> Required task
Copy each line that contains the word "https".

> Data provided
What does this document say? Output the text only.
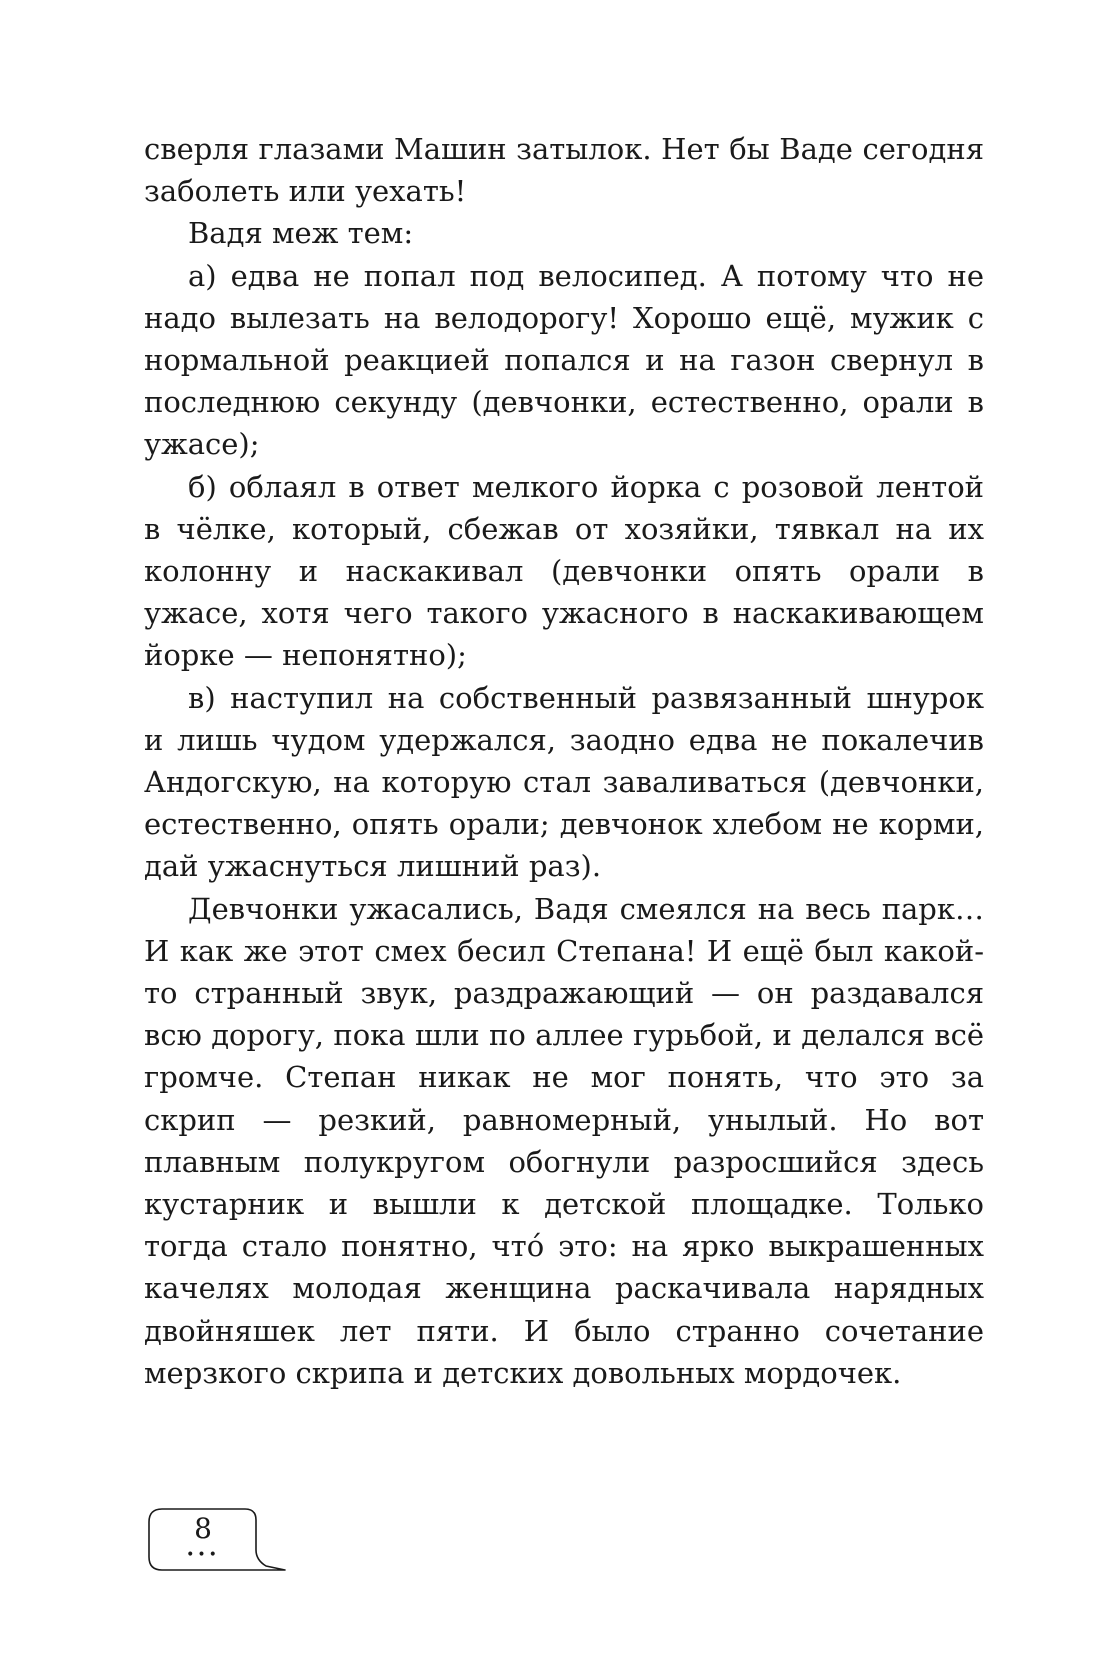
сверля глазами Машин затылок. Нет бы Ваде сегодня заболеть или уехать!

Вадя меж тем:

а) едва не попал под велосипед. А потому что не надо вылезать на велодорогу! Хорошо ещё, мужик с нормальной реакцией попался и на газон свернул в последнюю секунду (девчонки, естественно, орали в ужасе);

б) облаял в ответ мелкого йорка с розовой лентой в чёлке, который, сбежав от хозяйки, тявкал на их колонну и наскакивал (девчонки опять орали в ужасе, хотя чего такого ужасного в наскакивающем йорке — непонятно);

в) наступил на собственный развязанный шнурок и лишь чудом удержался, заодно едва не покалечив Андогскую, на которую стал заваливаться (девчонки, естественно, опять орали; девчонок хлебом не корми, дай ужаснуться лишний раз).

Девчонки ужасались, Вадя смеялся на весь парк… И как же этот смех бесил Степана! И ещё был какой-то странный звук, раздражающий — он раздавался всю дорогу, пока шли по аллее гурьбой, и делался всё громче. Степан никак не мог понять, что это за скрип — резкий, равномерный, унылый. Но вот плавным полукругом обогнули разросшийся здесь кустарник и вышли к детской площадке. Только тогда стало понятно, что́ это: на ярко выкрашенных качелях молодая женщина раскачивала нарядных двойняшек лет пяти. И было странно сочетание мерзкого скрипа и детских довольных мордочек.

8
•••
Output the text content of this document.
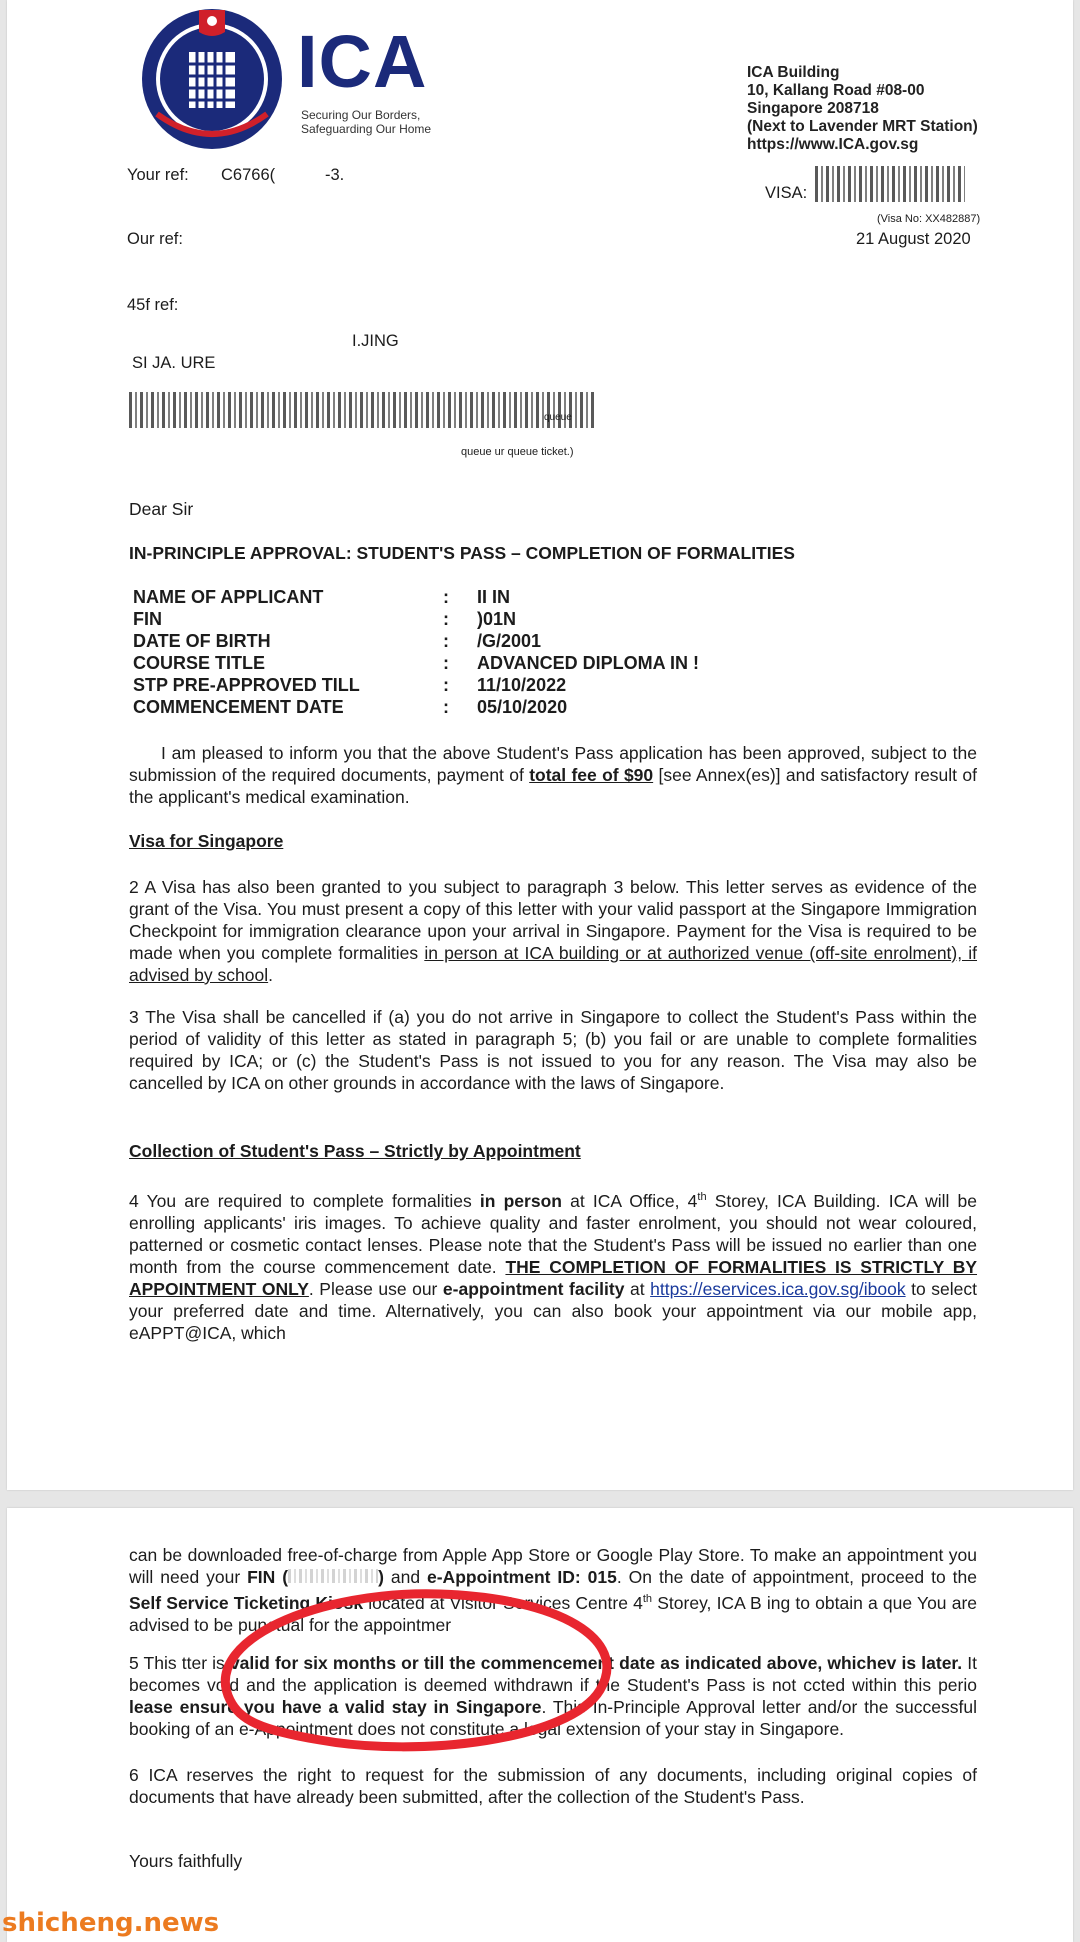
ICA
Securing Our Borders,
Safeguarding Our Home
ICA Building
10, Kallang Road #08-00
Singapore 208718
(Next to Lavender MRT Station)
https://www.ICA.gov.sg
Your ref: C6766(	-3.
VISA:
(Visa No: XX482887)
21 August 2020
Our ref:
45f ref:
I.JING
SI JA. URE
queue
queue ur queue ticket.)
Dear Sir
IN-PRINCIPLE APPROVAL: STUDENT'S PASS – COMPLETION OF FORMALITIES
NAME OF APPLICANT	:	II IN
FIN	:	)01N
DATE OF BIRTH	:	/G/2001
COURSE TITLE	:	ADVANCED DIPLOMA IN !
STP PRE-APPROVED TILL	:	11/10/2022
COMMENCEMENT DATE	:	05/10/2020
I am pleased to inform you that the above Student's Pass application has been approved, subject to the submission of the required documents, payment of total fee of $90 [see Annex(es)] and satisfactory result of the applicant's medical examination.
Visa for Singapore
2 A Visa has also been granted to you subject to paragraph 3 below. This letter serves as evidence of the grant of the Visa. You must present a copy of this letter with your valid passport at the Singapore Immigration Checkpoint for immigration clearance upon your arrival in Singapore. Payment for the Visa is required to be made when you complete formalities in person at ICA building or at authorized venue (off-site enrolment), if advised by school.
3 The Visa shall be cancelled if (a) you do not arrive in Singapore to collect the Student's Pass within the period of validity of this letter as stated in paragraph 5; (b) you fail or are unable to complete formalities required by ICA; or (c) the Student's Pass is not issued to you for any reason. The Visa may also be cancelled by ICA on other grounds in accordance with the laws of Singapore.
Collection of Student's Pass – Strictly by Appointment
4 You are required to complete formalities in person at ICA Office, 4th Storey, ICA Building. ICA will be enrolling applicants' iris images. To achieve quality and faster enrolment, you should not wear coloured, patterned or cosmetic contact lenses. Please note that the Student's Pass will be issued no earlier than one month from the course commencement date. THE COMPLETION OF FORMALITIES IS STRICTLY BY APPOINTMENT ONLY. Please use our e-appointment facility at https://eservices.ica.gov.sg/ibook to select your preferred date and time. Alternatively, you can also book your appointment via our mobile app, eAPPT@ICA, which
can be downloaded free-of-charge from Apple App Store or Google Play Store. To make an appointment you will need your FIN (	) and e-Appointment ID: 015. On the date of appointment, proceed to the Self Service Ticketing Kiosk located at Visitor Services Centre 4th Storey, ICA B ing to obtain a que You are advised to be punctual for the appointmer
5 This tter is valid for six months or till the commencement date as indicated above, whichev is later. It becomes void and the application is deemed withdrawn if the Student's Pass is not ccted within this perio lease ensure you have a valid stay in Singapore. This In-Principle Approval letter and/or the successful booking of an e-Appointment does not constitute a legal extension of your stay in Singapore.
6 ICA reserves the right to request for the submission of any documents, including original copies of documents that have already been submitted, after the collection of the Student's Pass.
Yours faithfully
shicheng.news
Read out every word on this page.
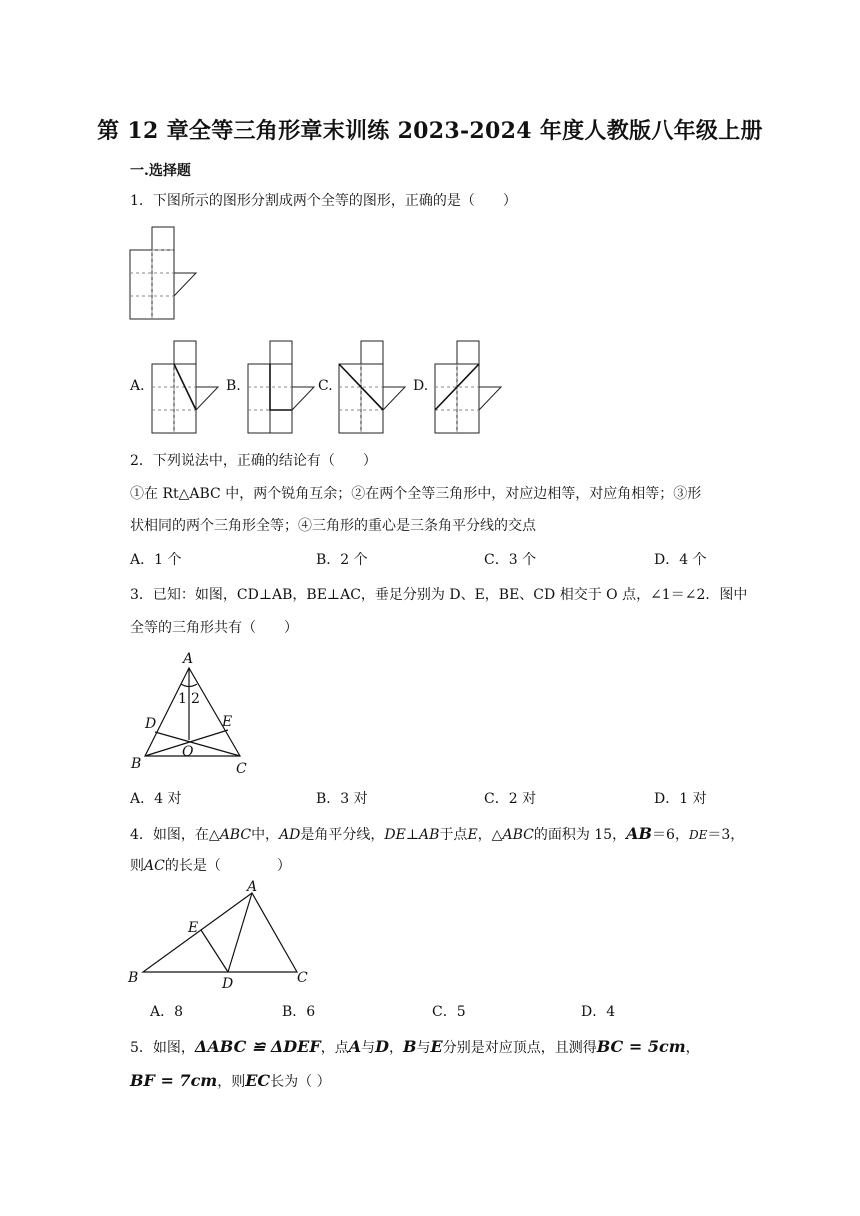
第 12 章全等三角形章末训练 2023-2024 年度人教版八年级上册
一.选择题
1．下图所示的图形分割成两个全等的图形，正确的是（　　）
A.	B.	C.	D.
2．下列说法中，正确的结论有（　　）
①在 Rt△ABC 中，两个锐角互余；②在两个全等三角形中，对应边相等，对应角相等；③形
状相同的两个三角形全等；④三角形的重心是三条角平分线的交点
A．1 个	B．2 个	C．3 个	D．4 个
3．已知：如图，CD⊥AB，BE⊥AC，垂足分别为 D、E，BE、CD 相交于 O 点，∠1＝∠2．图中
全等的三角形共有（　　）
A
1 2
D	E
O
B	C
A．4 对	B．3 对	C．2 对	D．1 对
4．如图，在△ABC中，AD是角平分线，DE⊥AB于点E，△ABC的面积为 15，AB＝6，DE＝3，
则AC的长是（　　　　）
A
E
B	D	C
A．8	B．6	C．5	D．4
5．如图，ΔABC ≌ ΔDEF，点A与D，B与E分别是对应顶点，且测得BC = 5cm，
BF = 7cm，则EC长为（ ）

> The completed task
https://www.ICA.gov.sg
4 You are required to complete formalities in person at ICA Office, 4th Storey, ICA Building. ICA will be enrolling applicants' iris images. To achieve quality and faster enrolment, you should not wear coloured, patterned or cosmetic contact lenses. Please note that the Student's Pass will be issued no earlier than one month from the course commencement date. THE COMPLETION OF FORMALITIES IS STRICTLY BY APPOINTMENT ONLY. Please use our e-appointment facility at https://eservices.ica.gov.sg/ibook to select your preferred date and time. Alternatively, you can also book your appointment via our mobile app, eAPPT@ICA, which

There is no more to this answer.